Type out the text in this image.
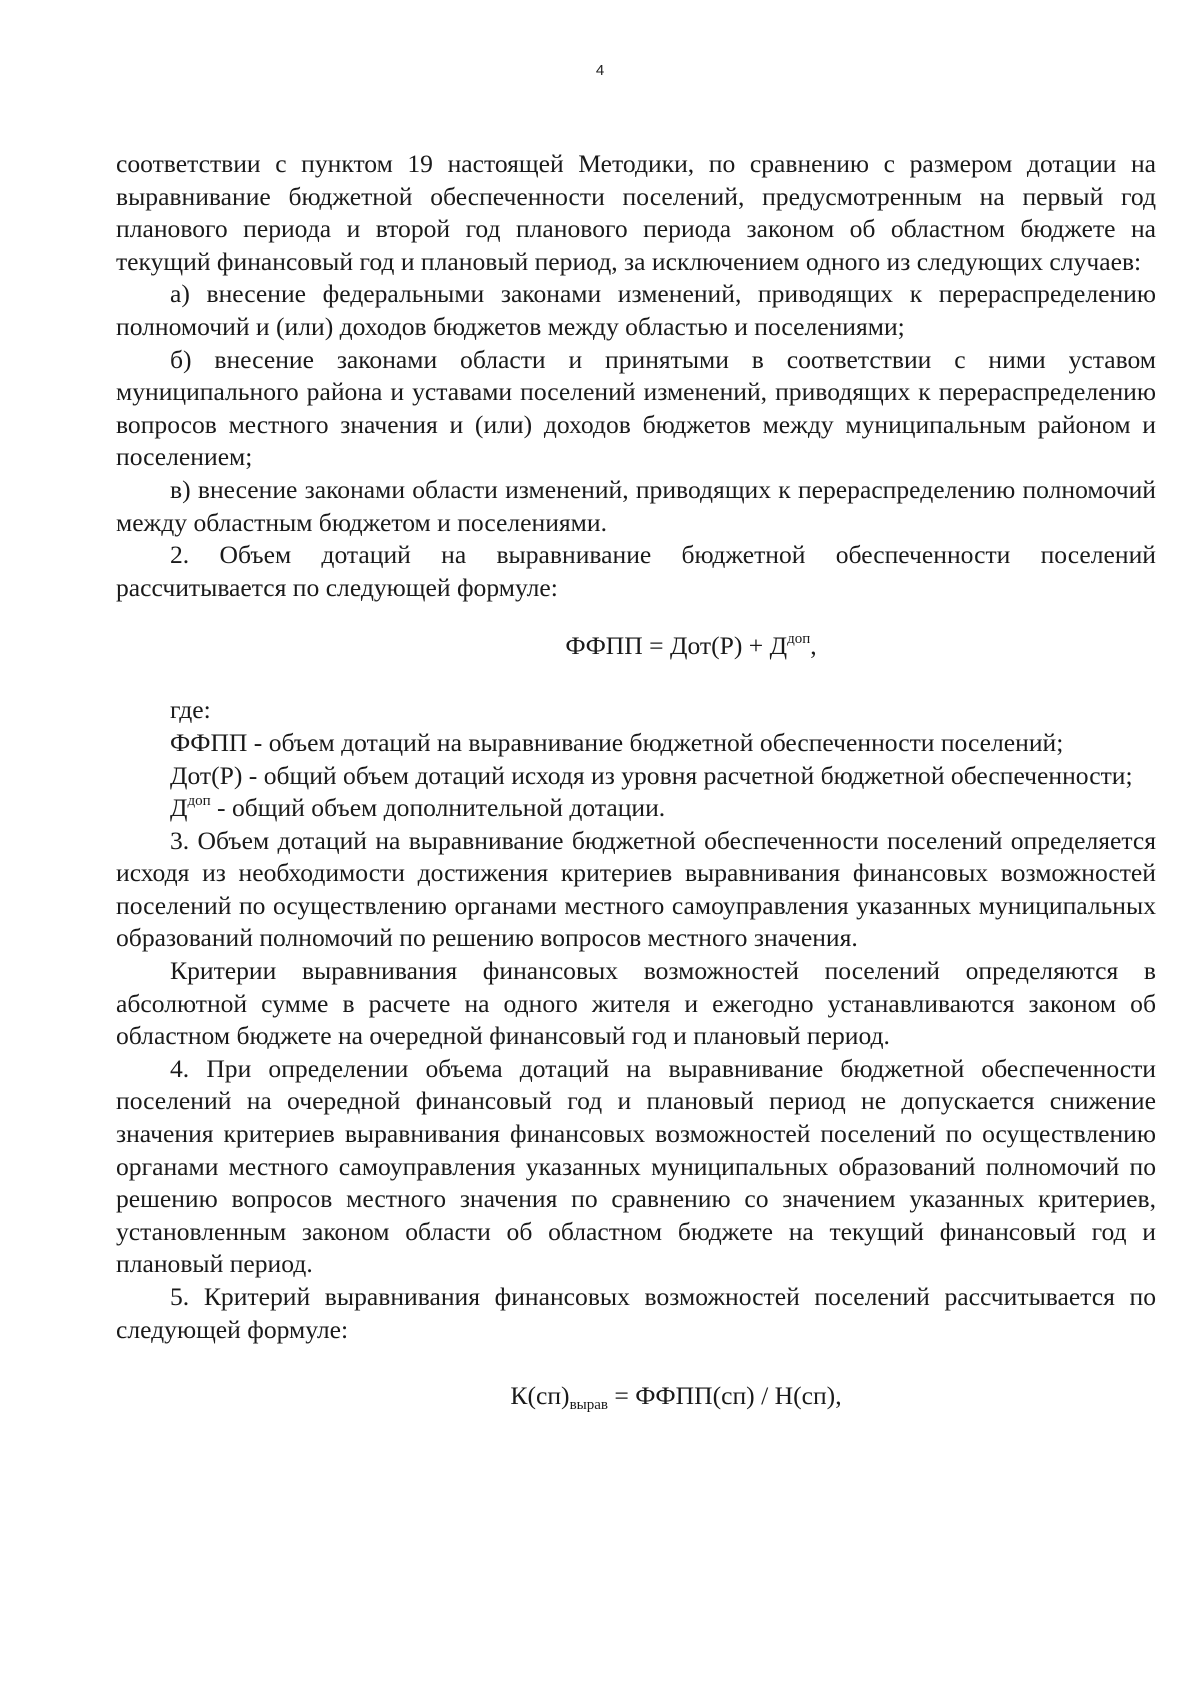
4

соответствии с пунктом 19 настоящей Методики, по сравнению с размером дотации на выравнивание бюджетной обеспеченности поселений, предусмотренным на первый год планового периода и второй год планового периода законом об областном бюджете на текущий финансовый год и плановый период, за исключением одного из следующих случаев:

а) внесение федеральными законами изменений, приводящих к перераспределению полномочий и (или) доходов бюджетов между областью и поселениями;

б) внесение законами области и принятыми в соответствии с ними уставом муниципального района и уставами поселений изменений, приводящих к перераспределению вопросов местного значения и (или) доходов бюджетов между муниципальным районом и поселением;

в) внесение законами области изменений, приводящих к перераспределению полномочий между областным бюджетом и поселениями.

2. Объем дотаций на выравнивание бюджетной обеспеченности поселений рассчитывается по следующей формуле:

ФФПП = $Дот(Р) + Д^{доп}$,

где:

ФФПП - объем дотаций на выравнивание бюджетной обеспеченности поселений;

Дот(Р) - общий объем дотаций исходя из уровня расчетной бюджетной обеспеченности;

$Д^{доп}$ - общий объем дополнительной дотации.

3. Объем дотаций на выравнивание бюджетной обеспеченности поселений определяется исходя из необходимости достижения критериев выравнивания финансовых возможностей поселений по осуществлению органами местного самоуправления указанных муниципальных образований полномочий по решению вопросов местного значения.

Критерии выравнивания финансовых возможностей поселений определяются в абсолютной сумме в расчете на одного жителя и ежегодно устанавливаются законом об областном бюджете на очередной финансовый год и плановый период.

4. При определении объема дотаций на выравнивание бюджетной обеспеченности поселений на очередной финансовый год и плановый период не допускается снижение значения критериев выравнивания финансовых возможностей поселений по осуществлению органами местного самоуправления указанных муниципальных образований полномочий по решению вопросов местного значения по сравнению со значением указанных критериев, установленным законом области об областном бюджете на текущий финансовый год и плановый период.

5. Критерий выравнивания финансовых возможностей поселений рассчитывается по следующей формуле:

$К(сп)_{вырав}$ = ФФПП(сп) / Н(сп),
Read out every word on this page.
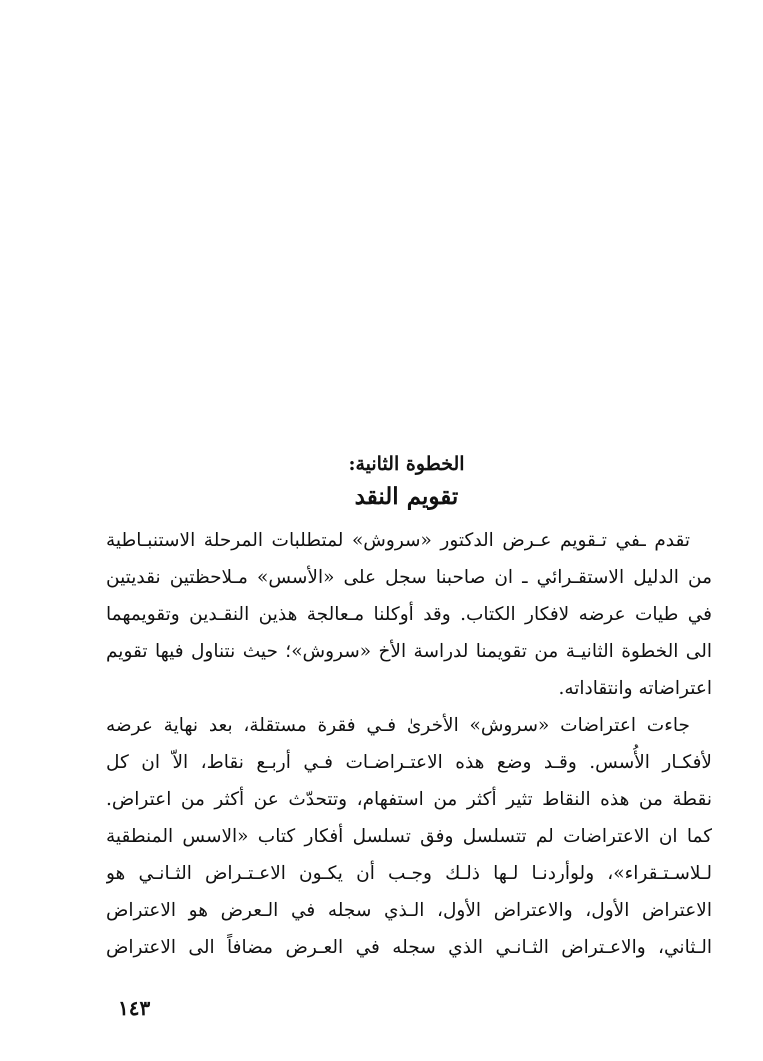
الخطوة الثانية:
تقويم النقد
تقدم ـفي تـقويم عـرض الدكتور «سروش» لمتطلبات المرحلة الاستنبـاطية
من الدليل الاستقـرائي ـ ان صاحبنا سجل على «الأسس» مـلاحظتين نقديتين
في طيات عرضه لافكار الكتاب. وقد أوكلنا مـعالجة هذين النقـدين وتقويمهما
الى الخطوة الثانيـة من تقويمنا لدراسة الأخ «سروش»؛ حيث نتناول فيها تقويم
اعتراضاته وانتقاداته.
جاءت اعتراضات «سروش» الأخرىٰ فـي فقرة مستقلة، بعد نهاية عرضه
لأفكـار الأُسس. وقـد وضع هذه الاعتـراضـات فـي أربـع نقاط، الاّ ان كل
نقطة من هذه النقاط تثير أكثر من استفهام، وتتحدّث عن أكثر من اعتراض.
كما ان الاعتراضات لم تتسلسل وفق تسلسل أفكار كتاب «الاسس المنطقية
لـلاسـتـقراء»، ولوأردنـا لـها ذلـك وجـب أن يكـون الاعـتـراض الثـانـي هو
الاعتراض الأول، والاعتراض الأول، الـذي سجله في الـعرض هو الاعتراض
الـثاني، والاعـتراض الثـانـي الذي سجله في العـرض مضافاً الى الاعتراض
١٤٣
··········
**Directions**
Every record above should come back exactly, but without its pictures.

**Task answer**
Type out the text in this image.
4

соответствии с пунктом 19 настоящей Методики, по сравнению с размером дотации на выравнивание бюджетной обеспеченности поселений, предусмотренным на первый год планового периода и второй год планового периода законом об областном бюджете на текущий финансовый год и плановый период, за исключением одного из следующих случаев:

а) внесение федеральными законами изменений, приводящих к перераспределению полномочий и (или) доходов бюджетов между областью и поселениями;

б) внесение законами области и принятыми в соответствии с ними уставом муниципального района и уставами поселений изменений, приводящих к перераспределению вопросов местного значения и (или) доходов бюджетов между муниципальным районом и поселением;

в) внесение законами области изменений, приводящих к перераспределению полномочий между областным бюджетом и поселениями.

2. Объем дотаций на выравнивание бюджетной обеспеченности поселений рассчитывается по следующей формуле:

ФФПП = $Дот(Р) + Д^{доп}$,

где:

ФФПП - объем дотаций на выравнивание бюджетной обеспеченности поселений;

Дот(Р) - общий объем дотаций исходя из уровня расчетной бюджетной обеспеченности;

$Д^{доп}$ - общий объем дополнительной дотации.

3. Объем дотаций на выравнивание бюджетной обеспеченности поселений определяется исходя из необходимости достижения критериев выравнивания финансовых возможностей поселений по осуществлению органами местного самоуправления указанных муниципальных образований полномочий по решению вопросов местного значения.

Критерии выравнивания финансовых возможностей поселений определяются в абсолютной сумме в расчете на одного жителя и ежегодно устанавливаются законом об областном бюджете на очередной финансовый год и плановый период.

4. При определении объема дотаций на выравнивание бюджетной обеспеченности поселений на очередной финансовый год и плановый период не допускается снижение значения критериев выравнивания финансовых возможностей поселений по осуществлению органами местного самоуправления указанных муниципальных образований полномочий по решению вопросов местного значения по сравнению со значением указанных критериев, установленным законом области об областном бюджете на текущий финансовый год и плановый период.

5. Критерий выравнивания финансовых возможностей поселений рассчитывается по следующей формуле:

$К(сп)_{вырав}$ = ФФПП(сп) / Н(сп),
Read out every word on this page.
الخطوة الثانية:
تقويم النقد
تقدم ـفي تـقويم عـرض الدكتور «سروش» لمتطلبات المرحلة الاستنبـاطية
من الدليل الاستقـرائي ـ ان صاحبنا سجل على «الأسس» مـلاحظتين نقديتين
في طيات عرضه لافكار الكتاب. وقد أوكلنا مـعالجة هذين النقـدين وتقويمهما
الى الخطوة الثانيـة من تقويمنا لدراسة الأخ «سروش»؛ حيث نتناول فيها تقويم
اعتراضاته وانتقاداته.
جاءت اعتراضات «سروش» الأخرىٰ فـي فقرة مستقلة، بعد نهاية عرضه
لأفكـار الأُسس. وقـد وضع هذه الاعتـراضـات فـي أربـع نقاط، الاّ ان كل
نقطة من هذه النقاط تثير أكثر من استفهام، وتتحدّث عن أكثر من اعتراض.
كما ان الاعتراضات لم تتسلسل وفق تسلسل أفكار كتاب «الاسس المنطقية
لـلاسـتـقراء»، ولوأردنـا لـها ذلـك وجـب أن يكـون الاعـتـراض الثـانـي هو
الاعتراض الأول، والاعتراض الأول، الـذي سجله في الـعرض هو الاعتراض
الـثاني، والاعـتراض الثـانـي الذي سجله في العـرض مضافاً الى الاعتراض
١٤٣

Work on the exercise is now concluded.